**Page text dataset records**
# # #

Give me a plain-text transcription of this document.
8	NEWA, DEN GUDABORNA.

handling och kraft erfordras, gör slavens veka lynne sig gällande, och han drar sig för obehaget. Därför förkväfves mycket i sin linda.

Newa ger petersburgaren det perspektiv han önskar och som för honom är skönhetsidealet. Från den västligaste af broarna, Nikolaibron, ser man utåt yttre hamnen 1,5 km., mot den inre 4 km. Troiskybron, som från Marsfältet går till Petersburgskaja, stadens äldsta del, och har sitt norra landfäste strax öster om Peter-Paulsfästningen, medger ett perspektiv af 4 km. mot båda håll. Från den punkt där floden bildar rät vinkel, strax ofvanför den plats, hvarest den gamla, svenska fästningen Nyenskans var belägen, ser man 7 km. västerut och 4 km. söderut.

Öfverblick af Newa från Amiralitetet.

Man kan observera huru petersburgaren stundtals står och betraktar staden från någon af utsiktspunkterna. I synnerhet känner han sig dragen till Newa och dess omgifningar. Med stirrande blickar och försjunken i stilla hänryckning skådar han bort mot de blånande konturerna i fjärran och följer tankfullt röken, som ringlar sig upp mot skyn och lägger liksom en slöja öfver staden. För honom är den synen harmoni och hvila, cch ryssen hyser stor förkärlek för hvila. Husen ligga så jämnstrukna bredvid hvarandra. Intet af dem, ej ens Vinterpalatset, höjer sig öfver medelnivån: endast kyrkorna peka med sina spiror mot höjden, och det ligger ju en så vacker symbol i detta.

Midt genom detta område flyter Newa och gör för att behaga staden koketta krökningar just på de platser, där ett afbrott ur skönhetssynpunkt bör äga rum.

# # #

**PROMPT**
Filter the data, keeping only the lines that contain "detta".

**EXPECTED ANSWER**
Man kan observera huru petersburgaren stundtals står och betraktar staden från någon af utsiktspunkterna. I synnerhet känner han sig dragen till Newa och dess omgifningar. Med stirrande blickar och försjunken i stilla hänryckning skådar han bort mot de blånande konturerna i fjärran och följer tankfullt röken, som ringlar sig upp mot skyn och lägger liksom en slöja öfver staden. För honom är den synen harmoni och hvila, cch ryssen hyser stor förkärlek för hvila. Husen ligga så jämnstrukna bredvid hvarandra. Intet af dem, ej ens Vinterpalatset, höjer sig öfver medelnivån: endast kyrkorna peka med sina spiror mot höjden, och det ligger ju en så vacker symbol i detta.
Midt genom detta område flyter Newa och gör för att behaga staden koketta krökningar just på de platser, där ett afbrott ur skönhetssynpunkt bör äga rum.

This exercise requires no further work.